-------- RECORDS TO PROCESS --------

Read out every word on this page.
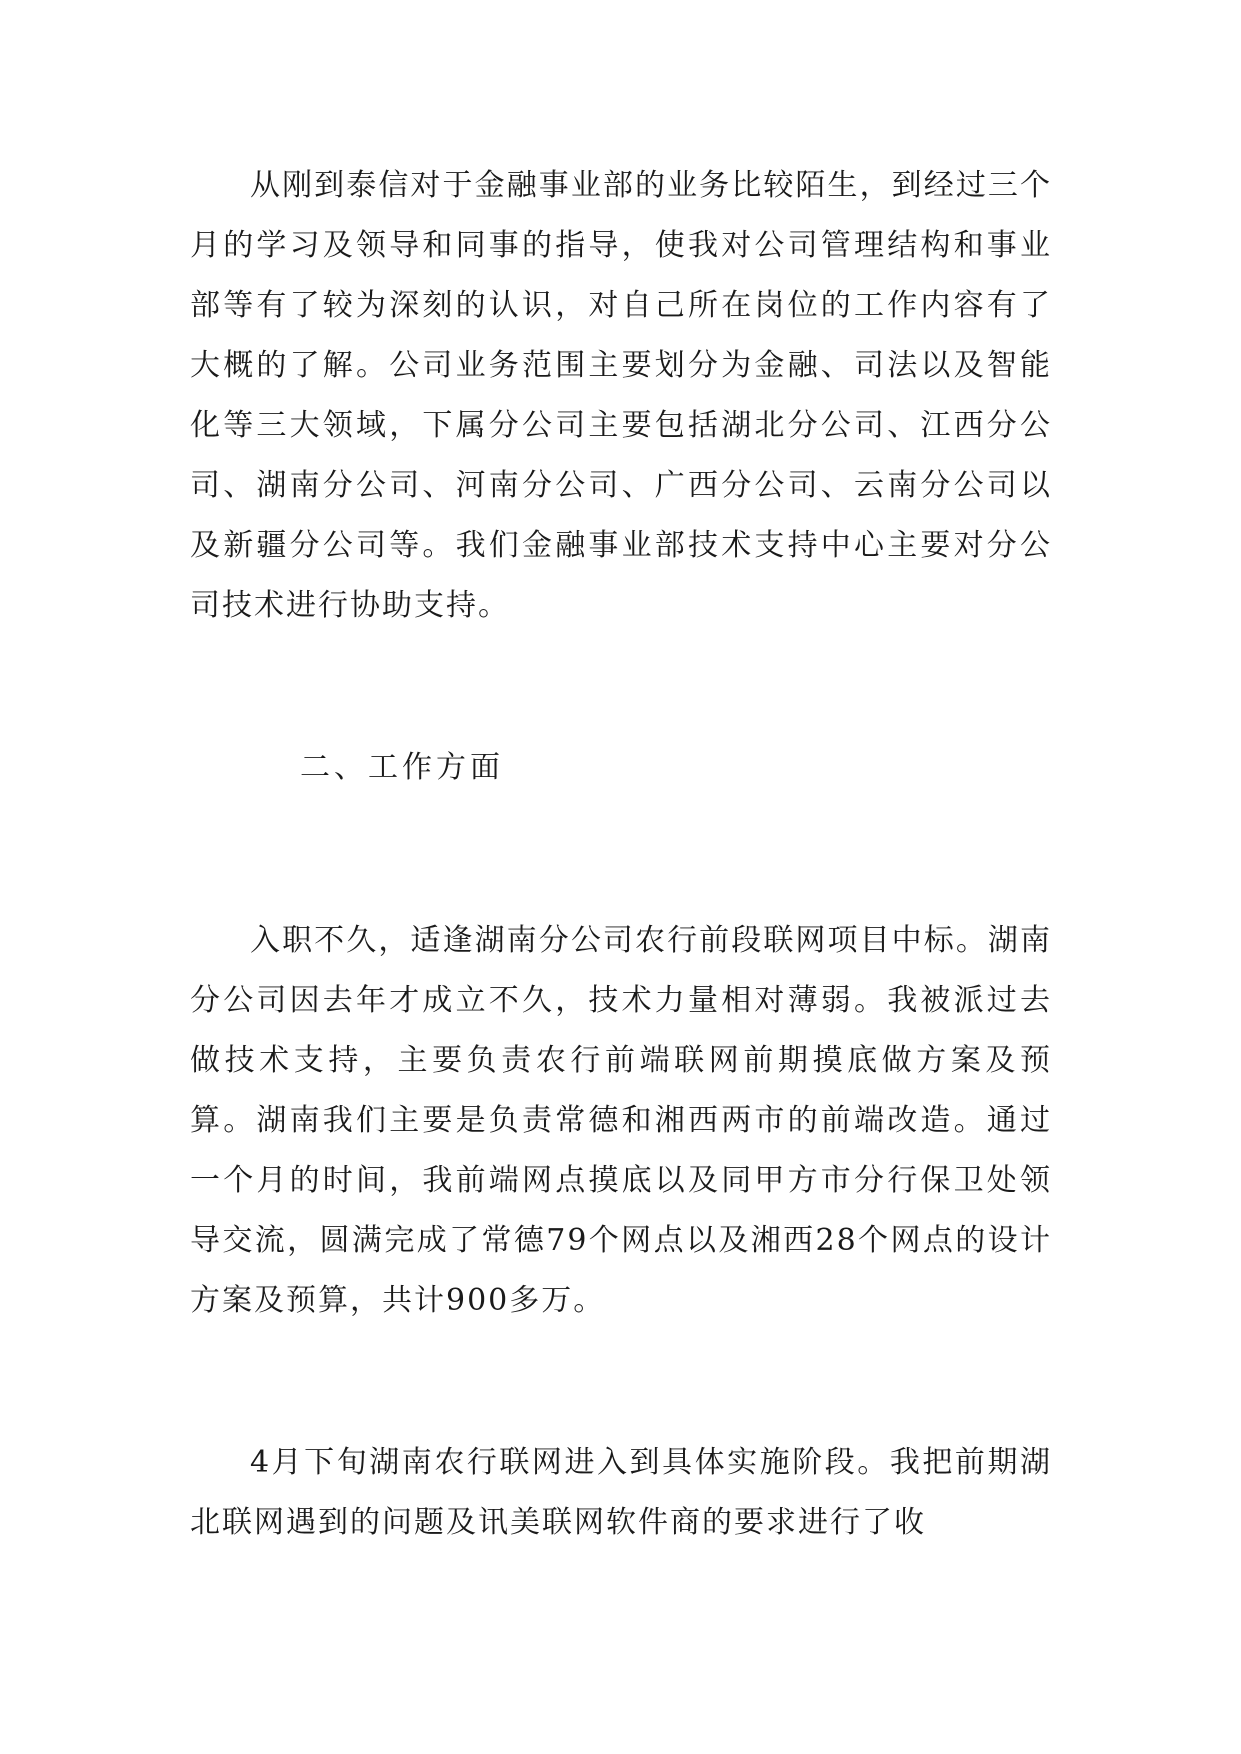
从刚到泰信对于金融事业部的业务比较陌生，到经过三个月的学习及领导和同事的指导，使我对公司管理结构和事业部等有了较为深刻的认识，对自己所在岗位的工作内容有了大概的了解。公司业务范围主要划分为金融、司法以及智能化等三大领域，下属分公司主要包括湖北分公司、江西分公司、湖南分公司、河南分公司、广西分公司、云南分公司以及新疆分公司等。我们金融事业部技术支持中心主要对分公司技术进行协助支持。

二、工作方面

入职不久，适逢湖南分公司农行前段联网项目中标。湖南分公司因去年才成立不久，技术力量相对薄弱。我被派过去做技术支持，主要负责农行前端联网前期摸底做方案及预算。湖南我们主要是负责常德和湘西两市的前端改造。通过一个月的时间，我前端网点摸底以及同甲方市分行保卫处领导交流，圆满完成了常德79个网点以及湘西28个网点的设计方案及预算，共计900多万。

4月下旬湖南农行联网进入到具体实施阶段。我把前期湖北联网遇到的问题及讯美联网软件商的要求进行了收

--------
-------- RECORDS TO PROCESS --------

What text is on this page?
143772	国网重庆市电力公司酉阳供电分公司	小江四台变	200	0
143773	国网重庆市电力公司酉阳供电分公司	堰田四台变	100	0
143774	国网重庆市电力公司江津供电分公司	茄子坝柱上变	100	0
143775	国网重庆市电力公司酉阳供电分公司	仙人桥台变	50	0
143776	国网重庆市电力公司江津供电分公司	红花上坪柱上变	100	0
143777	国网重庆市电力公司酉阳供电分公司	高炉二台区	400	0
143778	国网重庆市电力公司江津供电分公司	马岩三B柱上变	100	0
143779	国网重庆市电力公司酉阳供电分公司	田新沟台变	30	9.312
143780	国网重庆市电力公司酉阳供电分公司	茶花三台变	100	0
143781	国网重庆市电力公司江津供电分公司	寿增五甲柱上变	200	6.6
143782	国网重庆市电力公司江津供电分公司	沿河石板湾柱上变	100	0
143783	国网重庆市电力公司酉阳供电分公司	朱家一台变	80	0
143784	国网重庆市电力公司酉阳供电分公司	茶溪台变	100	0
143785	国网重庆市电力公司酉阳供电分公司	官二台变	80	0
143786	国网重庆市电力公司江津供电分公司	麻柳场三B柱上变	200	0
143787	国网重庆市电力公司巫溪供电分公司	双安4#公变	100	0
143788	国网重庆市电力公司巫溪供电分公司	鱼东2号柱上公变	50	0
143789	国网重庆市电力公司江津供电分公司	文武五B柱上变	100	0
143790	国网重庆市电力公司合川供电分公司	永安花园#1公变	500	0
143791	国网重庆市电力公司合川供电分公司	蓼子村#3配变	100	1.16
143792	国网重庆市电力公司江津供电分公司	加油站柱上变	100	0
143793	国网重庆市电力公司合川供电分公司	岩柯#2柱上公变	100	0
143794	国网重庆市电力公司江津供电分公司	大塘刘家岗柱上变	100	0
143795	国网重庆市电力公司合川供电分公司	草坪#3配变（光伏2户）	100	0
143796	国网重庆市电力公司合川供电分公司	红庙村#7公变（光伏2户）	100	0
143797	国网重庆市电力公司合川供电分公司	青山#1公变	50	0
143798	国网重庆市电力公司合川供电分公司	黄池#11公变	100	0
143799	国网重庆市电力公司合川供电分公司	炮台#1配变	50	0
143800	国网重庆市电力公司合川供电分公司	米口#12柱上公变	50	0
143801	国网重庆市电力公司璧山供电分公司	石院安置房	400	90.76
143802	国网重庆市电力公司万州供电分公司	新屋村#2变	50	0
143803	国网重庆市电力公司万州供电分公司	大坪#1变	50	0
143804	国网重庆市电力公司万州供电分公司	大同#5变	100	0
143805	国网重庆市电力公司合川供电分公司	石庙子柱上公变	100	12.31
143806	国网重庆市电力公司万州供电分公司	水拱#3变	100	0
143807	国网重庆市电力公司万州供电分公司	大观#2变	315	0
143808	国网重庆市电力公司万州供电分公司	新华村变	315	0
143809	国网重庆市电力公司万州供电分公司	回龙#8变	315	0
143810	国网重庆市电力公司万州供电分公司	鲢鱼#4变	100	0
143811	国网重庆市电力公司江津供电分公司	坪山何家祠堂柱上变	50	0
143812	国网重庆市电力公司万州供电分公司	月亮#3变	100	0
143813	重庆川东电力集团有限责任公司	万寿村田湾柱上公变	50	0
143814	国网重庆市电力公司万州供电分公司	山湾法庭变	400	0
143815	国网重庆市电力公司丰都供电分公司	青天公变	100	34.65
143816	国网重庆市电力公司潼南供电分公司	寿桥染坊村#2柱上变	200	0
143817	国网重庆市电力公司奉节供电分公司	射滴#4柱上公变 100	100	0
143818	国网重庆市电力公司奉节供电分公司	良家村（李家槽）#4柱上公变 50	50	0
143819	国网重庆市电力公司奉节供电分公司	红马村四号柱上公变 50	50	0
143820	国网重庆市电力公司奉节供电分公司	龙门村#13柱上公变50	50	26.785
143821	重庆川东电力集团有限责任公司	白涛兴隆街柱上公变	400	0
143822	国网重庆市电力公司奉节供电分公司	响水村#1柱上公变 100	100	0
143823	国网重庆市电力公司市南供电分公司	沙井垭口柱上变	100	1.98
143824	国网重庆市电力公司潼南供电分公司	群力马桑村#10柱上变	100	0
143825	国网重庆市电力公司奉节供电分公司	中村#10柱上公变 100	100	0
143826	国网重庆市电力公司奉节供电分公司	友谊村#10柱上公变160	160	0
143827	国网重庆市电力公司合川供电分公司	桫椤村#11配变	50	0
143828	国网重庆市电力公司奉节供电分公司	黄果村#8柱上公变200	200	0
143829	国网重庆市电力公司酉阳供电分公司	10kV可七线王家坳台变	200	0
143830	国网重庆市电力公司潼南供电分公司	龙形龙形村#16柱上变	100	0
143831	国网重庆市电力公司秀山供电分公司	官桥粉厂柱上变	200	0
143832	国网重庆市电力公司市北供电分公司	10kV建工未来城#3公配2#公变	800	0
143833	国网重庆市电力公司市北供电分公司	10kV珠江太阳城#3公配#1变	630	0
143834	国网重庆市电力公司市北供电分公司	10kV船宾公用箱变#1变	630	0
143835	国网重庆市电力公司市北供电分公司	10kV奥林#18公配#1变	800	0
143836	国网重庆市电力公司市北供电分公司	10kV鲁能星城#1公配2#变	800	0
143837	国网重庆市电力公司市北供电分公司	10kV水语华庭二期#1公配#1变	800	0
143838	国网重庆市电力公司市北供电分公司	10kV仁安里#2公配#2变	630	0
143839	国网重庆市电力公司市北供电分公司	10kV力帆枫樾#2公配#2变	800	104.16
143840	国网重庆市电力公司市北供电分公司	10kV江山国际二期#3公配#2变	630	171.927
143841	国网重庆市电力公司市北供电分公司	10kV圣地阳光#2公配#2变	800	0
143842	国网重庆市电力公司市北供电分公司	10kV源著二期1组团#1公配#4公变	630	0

--------
-------- RECORDS TO PROCESS --------

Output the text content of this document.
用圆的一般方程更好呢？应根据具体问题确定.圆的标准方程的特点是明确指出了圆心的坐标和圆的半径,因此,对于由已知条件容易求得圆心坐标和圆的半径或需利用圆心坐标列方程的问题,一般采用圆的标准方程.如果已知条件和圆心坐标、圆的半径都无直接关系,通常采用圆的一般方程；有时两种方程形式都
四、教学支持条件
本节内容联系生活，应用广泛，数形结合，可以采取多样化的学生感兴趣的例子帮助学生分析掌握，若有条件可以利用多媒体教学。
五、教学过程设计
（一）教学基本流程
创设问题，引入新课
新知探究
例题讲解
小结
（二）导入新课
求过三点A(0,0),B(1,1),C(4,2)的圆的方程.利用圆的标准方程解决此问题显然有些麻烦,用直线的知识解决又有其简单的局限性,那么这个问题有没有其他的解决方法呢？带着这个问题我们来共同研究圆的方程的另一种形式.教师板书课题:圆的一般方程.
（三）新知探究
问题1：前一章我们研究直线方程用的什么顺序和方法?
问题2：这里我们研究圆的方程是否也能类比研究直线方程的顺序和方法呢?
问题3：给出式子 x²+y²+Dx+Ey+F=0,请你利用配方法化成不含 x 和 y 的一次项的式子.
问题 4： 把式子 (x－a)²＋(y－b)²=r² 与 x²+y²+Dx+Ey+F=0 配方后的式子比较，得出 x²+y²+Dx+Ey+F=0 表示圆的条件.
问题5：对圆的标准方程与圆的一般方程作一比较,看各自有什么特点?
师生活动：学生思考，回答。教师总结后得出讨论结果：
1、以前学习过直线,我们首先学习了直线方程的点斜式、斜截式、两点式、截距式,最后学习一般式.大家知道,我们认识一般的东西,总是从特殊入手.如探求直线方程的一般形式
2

--------

*TASK STATEMENT*
Each line holding "国网重庆市电力公司酉阳供电分公司" must be found and copied.

*FINAL ANSWER*
143772	国网重庆市电力公司酉阳供电分公司	小江四台变	200	0
143773	国网重庆市电力公司酉阳供电分公司	堰田四台变	100	0
143775	国网重庆市电力公司酉阳供电分公司	仙人桥台变	50	0
143777	国网重庆市电力公司酉阳供电分公司	高炉二台区	400	0
143779	国网重庆市电力公司酉阳供电分公司	田新沟台变	30	9.312
143780	国网重庆市电力公司酉阳供电分公司	茶花三台变	100	0
143783	国网重庆市电力公司酉阳供电分公司	朱家一台变	80	0
143784	国网重庆市电力公司酉阳供电分公司	茶溪台变	100	0
143785	国网重庆市电力公司酉阳供电分公司	官二台变	80	0
143829	国网重庆市电力公司酉阳供电分公司	10kV可七线王家坳台变	200	0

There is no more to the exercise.